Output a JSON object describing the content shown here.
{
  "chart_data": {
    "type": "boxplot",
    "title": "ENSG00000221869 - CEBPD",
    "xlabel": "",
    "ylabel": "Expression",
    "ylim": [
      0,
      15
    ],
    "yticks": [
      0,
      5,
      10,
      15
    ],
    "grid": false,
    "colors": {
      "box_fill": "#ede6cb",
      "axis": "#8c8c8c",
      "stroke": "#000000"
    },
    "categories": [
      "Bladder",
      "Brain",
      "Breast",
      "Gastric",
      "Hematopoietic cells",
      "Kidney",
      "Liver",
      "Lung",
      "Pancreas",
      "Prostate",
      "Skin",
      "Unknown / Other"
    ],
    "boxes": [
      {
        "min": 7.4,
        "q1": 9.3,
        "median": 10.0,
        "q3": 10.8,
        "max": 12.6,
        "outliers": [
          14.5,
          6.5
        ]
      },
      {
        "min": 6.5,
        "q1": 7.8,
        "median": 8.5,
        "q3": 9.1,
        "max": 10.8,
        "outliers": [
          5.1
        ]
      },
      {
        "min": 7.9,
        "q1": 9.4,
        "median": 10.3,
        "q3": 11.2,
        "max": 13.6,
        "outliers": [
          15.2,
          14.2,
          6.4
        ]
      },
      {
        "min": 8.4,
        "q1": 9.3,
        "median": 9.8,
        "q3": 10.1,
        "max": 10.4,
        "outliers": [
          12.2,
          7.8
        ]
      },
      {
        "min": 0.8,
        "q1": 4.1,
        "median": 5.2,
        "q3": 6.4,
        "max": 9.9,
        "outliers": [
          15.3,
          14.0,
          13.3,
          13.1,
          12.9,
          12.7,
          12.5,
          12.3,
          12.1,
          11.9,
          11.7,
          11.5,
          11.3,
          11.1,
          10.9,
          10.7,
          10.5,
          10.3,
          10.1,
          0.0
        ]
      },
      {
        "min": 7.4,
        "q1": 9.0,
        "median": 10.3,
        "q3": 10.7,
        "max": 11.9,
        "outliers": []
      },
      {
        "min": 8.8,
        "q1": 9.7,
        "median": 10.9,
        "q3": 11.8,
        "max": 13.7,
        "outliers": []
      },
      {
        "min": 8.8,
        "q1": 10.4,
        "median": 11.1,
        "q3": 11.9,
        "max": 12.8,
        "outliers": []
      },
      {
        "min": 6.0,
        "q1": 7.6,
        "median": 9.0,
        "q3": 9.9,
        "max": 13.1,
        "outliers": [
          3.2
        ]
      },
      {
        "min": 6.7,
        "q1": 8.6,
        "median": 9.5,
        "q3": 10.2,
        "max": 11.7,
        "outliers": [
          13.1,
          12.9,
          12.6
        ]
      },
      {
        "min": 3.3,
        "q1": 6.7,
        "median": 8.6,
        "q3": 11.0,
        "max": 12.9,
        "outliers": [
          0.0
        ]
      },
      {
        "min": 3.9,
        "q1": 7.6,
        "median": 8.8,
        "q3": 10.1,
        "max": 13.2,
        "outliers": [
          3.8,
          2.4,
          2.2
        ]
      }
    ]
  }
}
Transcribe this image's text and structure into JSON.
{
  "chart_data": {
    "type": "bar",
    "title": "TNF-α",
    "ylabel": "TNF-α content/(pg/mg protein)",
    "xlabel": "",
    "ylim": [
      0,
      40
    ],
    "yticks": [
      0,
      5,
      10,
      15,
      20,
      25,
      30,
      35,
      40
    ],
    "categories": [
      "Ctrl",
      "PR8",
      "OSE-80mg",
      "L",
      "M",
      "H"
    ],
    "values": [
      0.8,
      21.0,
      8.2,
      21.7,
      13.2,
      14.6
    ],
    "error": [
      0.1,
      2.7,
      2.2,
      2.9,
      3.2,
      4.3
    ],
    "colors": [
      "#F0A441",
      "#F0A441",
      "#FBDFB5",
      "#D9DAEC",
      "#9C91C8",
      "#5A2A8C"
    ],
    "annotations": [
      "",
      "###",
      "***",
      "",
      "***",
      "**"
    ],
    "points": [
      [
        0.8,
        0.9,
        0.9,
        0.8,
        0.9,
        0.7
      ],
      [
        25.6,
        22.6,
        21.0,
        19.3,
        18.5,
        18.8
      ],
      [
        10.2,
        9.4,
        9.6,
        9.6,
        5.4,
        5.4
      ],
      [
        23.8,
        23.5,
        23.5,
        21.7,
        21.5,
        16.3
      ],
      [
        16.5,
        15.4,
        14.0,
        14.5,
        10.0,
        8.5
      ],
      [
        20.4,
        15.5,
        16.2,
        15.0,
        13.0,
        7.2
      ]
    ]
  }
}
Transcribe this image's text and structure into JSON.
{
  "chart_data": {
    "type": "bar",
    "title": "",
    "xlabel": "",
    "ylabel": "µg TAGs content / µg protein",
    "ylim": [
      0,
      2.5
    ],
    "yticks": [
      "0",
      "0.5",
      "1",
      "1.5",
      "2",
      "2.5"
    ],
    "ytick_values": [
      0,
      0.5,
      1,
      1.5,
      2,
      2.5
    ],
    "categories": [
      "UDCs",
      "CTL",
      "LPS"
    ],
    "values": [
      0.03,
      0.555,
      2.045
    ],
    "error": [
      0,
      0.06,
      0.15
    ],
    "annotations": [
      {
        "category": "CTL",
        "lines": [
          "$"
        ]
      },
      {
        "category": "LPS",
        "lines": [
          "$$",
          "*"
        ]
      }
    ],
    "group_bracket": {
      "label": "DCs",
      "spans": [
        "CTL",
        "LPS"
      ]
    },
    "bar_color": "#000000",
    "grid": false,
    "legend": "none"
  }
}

> Assignment: Exactly as they are written, print the entries again.

> Expected answer:
Output a JSON object describing the content shown here.
{
  "chart_data": {
    "type": "boxplot",
    "title": "ENSG00000221869 - CEBPD",
    "xlabel": "",
    "ylabel": "Expression",
    "ylim": [
      0,
      15
    ],
    "yticks": [
      0,
      5,
      10,
      15
    ],
    "grid": false,
    "colors": {
      "box_fill": "#ede6cb",
      "axis": "#8c8c8c",
      "stroke": "#000000"
    },
    "categories": [
      "Bladder",
      "Brain",
      "Breast",
      "Gastric",
      "Hematopoietic cells",
      "Kidney",
      "Liver",
      "Lung",
      "Pancreas",
      "Prostate",
      "Skin",
      "Unknown / Other"
    ],
    "boxes": [
      {
        "min": 7.4,
        "q1": 9.3,
        "median": 10.0,
        "q3": 10.8,
        "max": 12.6,
        "outliers": [
          14.5,
          6.5
        ]
      },
      {
        "min": 6.5,
        "q1": 7.8,
        "median": 8.5,
        "q3": 9.1,
        "max": 10.8,
        "outliers": [
          5.1
        ]
      },
      {
        "min": 7.9,
        "q1": 9.4,
        "median": 10.3,
        "q3": 11.2,
        "max": 13.6,
        "outliers": [
          15.2,
          14.2,
          6.4
        ]
      },
      {
        "min": 8.4,
        "q1": 9.3,
        "median": 9.8,
        "q3": 10.1,
        "max": 10.4,
        "outliers": [
          12.2,
          7.8
        ]
      },
      {
        "min": 0.8,
        "q1": 4.1,
        "median": 5.2,
        "q3": 6.4,
        "max": 9.9,
        "outliers": [
          15.3,
          14.0,
          13.3,
          13.1,
          12.9,
          12.7,
          12.5,
          12.3,
          12.1,
          11.9,
          11.7,
          11.5,
          11.3,
          11.1,
          10.9,
          10.7,
          10.5,
          10.3,
          10.1,
          0.0
        ]
      },
      {
        "min": 7.4,
        "q1": 9.0,
        "median": 10.3,
        "q3": 10.7,
        "max": 11.9,
        "outliers": []
      },
      {
        "min": 8.8,
        "q1": 9.7,
        "median": 10.9,
        "q3": 11.8,
        "max": 13.7,
        "outliers": []
      },
      {
        "min": 8.8,
        "q1": 10.4,
        "median": 11.1,
        "q3": 11.9,
        "max": 12.8,
        "outliers": []
      },
      {
        "min": 6.0,
        "q1": 7.6,
        "median": 9.0,
        "q3": 9.9,
        "max": 13.1,
        "outliers": [
          3.2
        ]
      },
      {
        "min": 6.7,
        "q1": 8.6,
        "median": 9.5,
        "q3": 10.2,
        "max": 11.7,
        "outliers": [
          13.1,
          12.9,
          12.6
        ]
      },
      {
        "min": 3.3,
        "q1": 6.7,
        "median": 8.6,
        "q3": 11.0,
        "max": 12.9,
        "outliers": [
          0.0
        ]
      },
      {
        "min": 3.9,
        "q1": 7.6,
        "median": 8.8,
        "q3": 10.1,
        "max": 13.2,
        "outliers": [
          3.8,
          2.4,
          2.2
        ]
      }
    ]
  }
}
Transcribe this image's text and structure into JSON.
{
  "chart_data": {
    "type": "bar",
    "title": "TNF-α",
    "ylabel": "TNF-α content/(pg/mg protein)",
    "xlabel": "",
    "ylim": [
      0,
      40
    ],
    "yticks": [
      0,
      5,
      10,
      15,
      20,
      25,
      30,
      35,
      40
    ],
    "categories": [
      "Ctrl",
      "PR8",
      "OSE-80mg",
      "L",
      "M",
      "H"
    ],
    "values": [
      0.8,
      21.0,
      8.2,
      21.7,
      13.2,
      14.6
    ],
    "error": [
      0.1,
      2.7,
      2.2,
      2.9,
      3.2,
      4.3
    ],
    "colors": [
      "#F0A441",
      "#F0A441",
      "#FBDFB5",
      "#D9DAEC",
      "#9C91C8",
      "#5A2A8C"
    ],
    "annotations": [
      "",
      "###",
      "***",
      "",
      "***",
      "**"
    ],
    "points": [
      [
        0.8,
        0.9,
        0.9,
        0.8,
        0.9,
        0.7
      ],
      [
        25.6,
        22.6,
        21.0,
        19.3,
        18.5,
        18.8
      ],
      [
        10.2,
        9.4,
        9.6,
        9.6,
        5.4,
        5.4
      ],
      [
        23.8,
        23.5,
        23.5,
        21.7,
        21.5,
        16.3
      ],
      [
        16.5,
        15.4,
        14.0,
        14.5,
        10.0,
        8.5
      ],
      [
        20.4,
        15.5,
        16.2,
        15.0,
        13.0,
        7.2
      ]
    ]
  }
}
Transcribe this image's text and structure into JSON.
{
  "chart_data": {
    "type": "bar",
    "title": "",
    "xlabel": "",
    "ylabel": "µg TAGs content / µg protein",
    "ylim": [
      0,
      2.5
    ],
    "yticks": [
      "0",
      "0.5",
      "1",
      "1.5",
      "2",
      "2.5"
    ],
    "ytick_values": [
      0,
      0.5,
      1,
      1.5,
      2,
      2.5
    ],
    "categories": [
      "UDCs",
      "CTL",
      "LPS"
    ],
    "values": [
      0.03,
      0.555,
      2.045
    ],
    "error": [
      0,
      0.06,
      0.15
    ],
    "annotations": [
      {
        "category": "CTL",
        "lines": [
          "$"
        ]
      },
      {
        "category": "LPS",
        "lines": [
          "$$",
          "*"
        ]
      }
    ],
    "group_bracket": {
      "label": "DCs",
      "spans": [
        "CTL",
        "LPS"
      ]
    },
    "bar_color": "#000000",
    "grid": false,
    "legend": "none"
  }
}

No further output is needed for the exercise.